- [Requirement] Write out the material exactly. Do not include the pictures.

- [Given records]

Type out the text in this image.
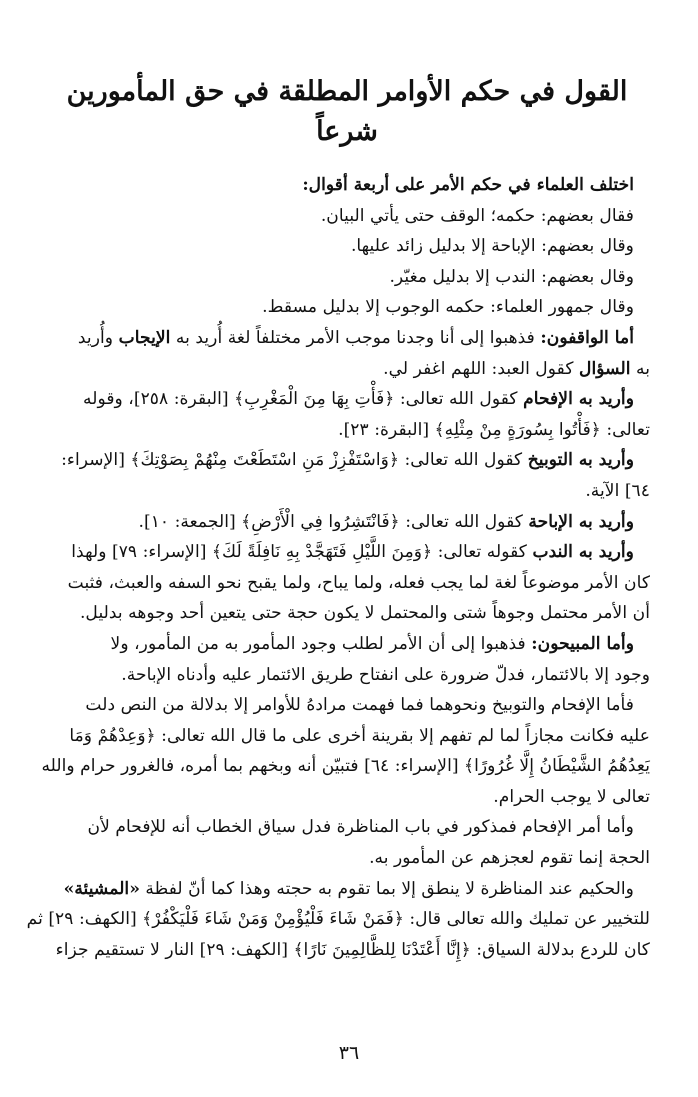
القول في حكم الأوامر المطلقة في حق المأمورين شرعاً
اختلف العلماء في حكم الأمر على أربعة أقوال:
فقال بعضهم: حكمه؛ الوقف حتى يأتي البيان.
وقال بعضهم: الإباحة إلا بدليل زائد عليها.
وقال بعضهم: الندب إلا بدليل مغيّر.
وقال جمهور العلماء: حكمه الوجوب إلا بدليل مسقط.
أما الواقفون: فذهبوا إلى أنا وجدنا موجب الأمر مختلفاً لغة أُريد به الإيجاب وأُريد
به السؤال كقول العبد: اللهم اغفر لي.
وأريد به الإفحام كقول الله تعالى: ﴿فَأْتِ بِهَا مِنَ الْمَغْرِبِ﴾ [البقرة: ٢٥٨]، وقوله
تعالى: ﴿فَأْتُوا بِسُورَةٍ مِنْ مِثْلِهِ﴾ [البقرة: ٢٣].
وأريد به التوبيخ كقول الله تعالى: ﴿وَاسْتَفْزِزْ مَنِ اسْتَطَعْتَ مِنْهُمْ بِصَوْتِكَ﴾ [الإسراء:
٦٤] الآية.
وأريد به الإباحة كقول الله تعالى: ﴿فَانْتَشِرُوا فِي الْأَرْضِ﴾ [الجمعة: ١٠].
وأريد به الندب كقوله تعالى: ﴿وَمِنَ اللَّيْلِ فَتَهَجَّدْ بِهِ نَافِلَةً لَكَ﴾ [الإسراء: ٧٩] ولهذا
كان الأمر موضوعاً لغة لما يجب فعله، ولما يباح، ولما يقبح نحو السفه والعبث، فثبت
أن الأمر محتمل وجوهاً شتى والمحتمل لا يكون حجة حتى يتعين أحد وجوهه بدليل.
وأما المبيحون: فذهبوا إلى أن الأمر لطلب وجود المأمور به من المأمور، ولا
وجود إلا بالائتمار، فدلّ ضرورة على انفتاح طريق الائتمار عليه وأدناه الإباحة.
فأما الإفحام والتوبيخ ونحوهما فما فهمت مرادهُ للأوامر إلا بدلالة من النص دلت
عليه فكانت مجازاً لما لم تفهم إلا بقرينة أخرى على ما قال الله تعالى: ﴿وَعِدْهُمْ وَمَا
يَعِدُهُمُ الشَّيْطَانُ إِلَّا غُرُورًا﴾ [الإسراء: ٦٤] فتبيّن أنه وبخهم بما أمره، فالغرور حرام والله
تعالى لا يوجب الحرام.
وأما أمر الإفحام فمذكور في باب المناظرة فدل سياق الخطاب أنه للإفحام لأن
الحجة إنما تقوم لعجزهم عن المأمور به.
والحكيم عند المناظرة لا ينطق إلا بما تقوم به حجته وهذا كما أنّ لفظة «المشيئة»
للتخيير عن تمليك والله تعالى قال: ﴿فَمَنْ شَاءَ فَلْيُؤْمِنْ وَمَنْ شَاءَ فَلْيَكْفُرْ﴾ [الكهف: ٢٩] ثم
كان للردع بدلالة السياق: ﴿إِنَّا أَعْتَدْنَا لِلظَّالِمِينَ نَارًا﴾ [الكهف: ٢٩] النار لا تستقيم جزاء
٣٦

- [Response to the task]
Type out the text in this image.
القول في حكم الأوامر المطلقة في حق المأمورين شرعاً
اختلف العلماء في حكم الأمر على أربعة أقوال:
فقال بعضهم: حكمه؛ الوقف حتى يأتي البيان.
وقال بعضهم: الإباحة إلا بدليل زائد عليها.
وقال بعضهم: الندب إلا بدليل مغيّر.
وقال جمهور العلماء: حكمه الوجوب إلا بدليل مسقط.
أما الواقفون: فذهبوا إلى أنا وجدنا موجب الأمر مختلفاً لغة أُريد به الإيجاب وأُريد
به السؤال كقول العبد: اللهم اغفر لي.
وأريد به الإفحام كقول الله تعالى: ﴿فَأْتِ بِهَا مِنَ الْمَغْرِبِ﴾ [البقرة: ٢٥٨]، وقوله
تعالى: ﴿فَأْتُوا بِسُورَةٍ مِنْ مِثْلِهِ﴾ [البقرة: ٢٣].
وأريد به التوبيخ كقول الله تعالى: ﴿وَاسْتَفْزِزْ مَنِ اسْتَطَعْتَ مِنْهُمْ بِصَوْتِكَ﴾ [الإسراء:
٦٤] الآية.
وأريد به الإباحة كقول الله تعالى: ﴿فَانْتَشِرُوا فِي الْأَرْضِ﴾ [الجمعة: ١٠].
وأريد به الندب كقوله تعالى: ﴿وَمِنَ اللَّيْلِ فَتَهَجَّدْ بِهِ نَافِلَةً لَكَ﴾ [الإسراء: ٧٩] ولهذا
كان الأمر موضوعاً لغة لما يجب فعله، ولما يباح، ولما يقبح نحو السفه والعبث، فثبت
أن الأمر محتمل وجوهاً شتى والمحتمل لا يكون حجة حتى يتعين أحد وجوهه بدليل.
وأما المبيحون: فذهبوا إلى أن الأمر لطلب وجود المأمور به من المأمور، ولا
وجود إلا بالائتمار، فدلّ ضرورة على انفتاح طريق الائتمار عليه وأدناه الإباحة.
فأما الإفحام والتوبيخ ونحوهما فما فهمت مرادهُ للأوامر إلا بدلالة من النص دلت
عليه فكانت مجازاً لما لم تفهم إلا بقرينة أخرى على ما قال الله تعالى: ﴿وَعِدْهُمْ وَمَا
يَعِدُهُمُ الشَّيْطَانُ إِلَّا غُرُورًا﴾ [الإسراء: ٦٤] فتبيّن أنه وبخهم بما أمره، فالغرور حرام والله
تعالى لا يوجب الحرام.
وأما أمر الإفحام فمذكور في باب المناظرة فدل سياق الخطاب أنه للإفحام لأن
الحجة إنما تقوم لعجزهم عن المأمور به.
والحكيم عند المناظرة لا ينطق إلا بما تقوم به حجته وهذا كما أنّ لفظة «المشيئة»
للتخيير عن تمليك والله تعالى قال: ﴿فَمَنْ شَاءَ فَلْيُؤْمِنْ وَمَنْ شَاءَ فَلْيَكْفُرْ﴾ [الكهف: ٢٩] ثم
كان للردع بدلالة السياق: ﴿إِنَّا أَعْتَدْنَا لِلظَّالِمِينَ نَارًا﴾ [الكهف: ٢٩] النار لا تستقيم جزاء
٣٦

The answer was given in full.